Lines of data
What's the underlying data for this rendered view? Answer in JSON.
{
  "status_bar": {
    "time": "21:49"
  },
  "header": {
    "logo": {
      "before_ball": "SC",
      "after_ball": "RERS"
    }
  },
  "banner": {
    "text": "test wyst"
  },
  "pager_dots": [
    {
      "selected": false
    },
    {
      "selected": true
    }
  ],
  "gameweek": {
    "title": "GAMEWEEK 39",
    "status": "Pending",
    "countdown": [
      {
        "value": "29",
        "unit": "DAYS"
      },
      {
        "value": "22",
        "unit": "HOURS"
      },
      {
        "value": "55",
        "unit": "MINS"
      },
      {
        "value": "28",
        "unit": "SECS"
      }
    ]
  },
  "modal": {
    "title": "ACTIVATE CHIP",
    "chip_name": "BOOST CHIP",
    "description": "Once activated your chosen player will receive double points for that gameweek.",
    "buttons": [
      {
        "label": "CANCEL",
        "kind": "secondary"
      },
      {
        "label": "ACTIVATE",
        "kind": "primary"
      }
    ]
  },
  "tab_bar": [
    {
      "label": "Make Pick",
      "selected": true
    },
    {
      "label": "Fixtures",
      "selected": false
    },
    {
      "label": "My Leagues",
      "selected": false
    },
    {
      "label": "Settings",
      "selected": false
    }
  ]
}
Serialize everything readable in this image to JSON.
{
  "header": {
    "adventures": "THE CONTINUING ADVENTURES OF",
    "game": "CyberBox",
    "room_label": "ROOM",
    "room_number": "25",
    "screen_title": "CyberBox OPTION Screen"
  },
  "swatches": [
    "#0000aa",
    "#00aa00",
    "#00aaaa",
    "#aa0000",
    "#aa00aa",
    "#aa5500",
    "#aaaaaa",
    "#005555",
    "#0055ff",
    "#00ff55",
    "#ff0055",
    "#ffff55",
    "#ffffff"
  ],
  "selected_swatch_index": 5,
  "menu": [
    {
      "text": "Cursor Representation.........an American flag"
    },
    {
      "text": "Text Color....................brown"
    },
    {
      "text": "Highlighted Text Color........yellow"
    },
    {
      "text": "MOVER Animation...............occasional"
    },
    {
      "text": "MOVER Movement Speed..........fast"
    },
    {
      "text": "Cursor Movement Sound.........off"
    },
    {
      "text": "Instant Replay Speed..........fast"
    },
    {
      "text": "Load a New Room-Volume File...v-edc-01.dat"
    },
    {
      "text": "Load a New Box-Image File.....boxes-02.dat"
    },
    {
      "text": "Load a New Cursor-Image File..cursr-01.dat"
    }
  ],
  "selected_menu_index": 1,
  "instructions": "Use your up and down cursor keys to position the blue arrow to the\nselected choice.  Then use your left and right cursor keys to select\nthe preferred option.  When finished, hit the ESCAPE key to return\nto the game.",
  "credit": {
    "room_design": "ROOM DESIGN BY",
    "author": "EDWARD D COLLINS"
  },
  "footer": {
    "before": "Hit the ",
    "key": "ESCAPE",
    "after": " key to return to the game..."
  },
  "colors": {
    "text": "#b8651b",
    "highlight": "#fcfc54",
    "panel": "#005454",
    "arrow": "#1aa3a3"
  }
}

Challenge = In this exercise, repeat all entries exactly.

In response =
What's the underlying data for this rendered view? Answer in JSON.
{
  "status_bar": {
    "time": "21:49"
  },
  "header": {
    "logo": {
      "before_ball": "SC",
      "after_ball": "RERS"
    }
  },
  "banner": {
    "text": "test wyst"
  },
  "pager_dots": [
    {
      "selected": false
    },
    {
      "selected": true
    }
  ],
  "gameweek": {
    "title": "GAMEWEEK 39",
    "status": "Pending",
    "countdown": [
      {
        "value": "29",
        "unit": "DAYS"
      },
      {
        "value": "22",
        "unit": "HOURS"
      },
      {
        "value": "55",
        "unit": "MINS"
      },
      {
        "value": "28",
        "unit": "SECS"
      }
    ]
  },
  "modal": {
    "title": "ACTIVATE CHIP",
    "chip_name": "BOOST CHIP",
    "description": "Once activated your chosen player will receive double points for that gameweek.",
    "buttons": [
      {
        "label": "CANCEL",
        "kind": "secondary"
      },
      {
        "label": "ACTIVATE",
        "kind": "primary"
      }
    ]
  },
  "tab_bar": [
    {
      "label": "Make Pick",
      "selected": true
    },
    {
      "label": "Fixtures",
      "selected": false
    },
    {
      "label": "My Leagues",
      "selected": false
    },
    {
      "label": "Settings",
      "selected": false
    }
  ]
}
Serialize everything readable in this image to JSON.
{
  "header": {
    "adventures": "THE CONTINUING ADVENTURES OF",
    "game": "CyberBox",
    "room_label": "ROOM",
    "room_number": "25",
    "screen_title": "CyberBox OPTION Screen"
  },
  "swatches": [
    "#0000aa",
    "#00aa00",
    "#00aaaa",
    "#aa0000",
    "#aa00aa",
    "#aa5500",
    "#aaaaaa",
    "#005555",
    "#0055ff",
    "#00ff55",
    "#ff0055",
    "#ffff55",
    "#ffffff"
  ],
  "selected_swatch_index": 5,
  "menu": [
    {
      "text": "Cursor Representation.........an American flag"
    },
    {
      "text": "Text Color....................brown"
    },
    {
      "text": "Highlighted Text Color........yellow"
    },
    {
      "text": "MOVER Animation...............occasional"
    },
    {
      "text": "MOVER Movement Speed..........fast"
    },
    {
      "text": "Cursor Movement Sound.........off"
    },
    {
      "text": "Instant Replay Speed..........fast"
    },
    {
      "text": "Load a New Room-Volume File...v-edc-01.dat"
    },
    {
      "text": "Load a New Box-Image File.....boxes-02.dat"
    },
    {
      "text": "Load a New Cursor-Image File..cursr-01.dat"
    }
  ],
  "selected_menu_index": 1,
  "instructions": "Use your up and down cursor keys to position the blue arrow to the\nselected choice.  Then use your left and right cursor keys to select\nthe preferred option.  When finished, hit the ESCAPE key to return\nto the game.",
  "credit": {
    "room_design": "ROOM DESIGN BY",
    "author": "EDWARD D COLLINS"
  },
  "footer": {
    "before": "Hit the ",
    "key": "ESCAPE",
    "after": " key to return to the game..."
  },
  "colors": {
    "text": "#b8651b",
    "highlight": "#fcfc54",
    "panel": "#005454",
    "arrow": "#1aa3a3"
  }
}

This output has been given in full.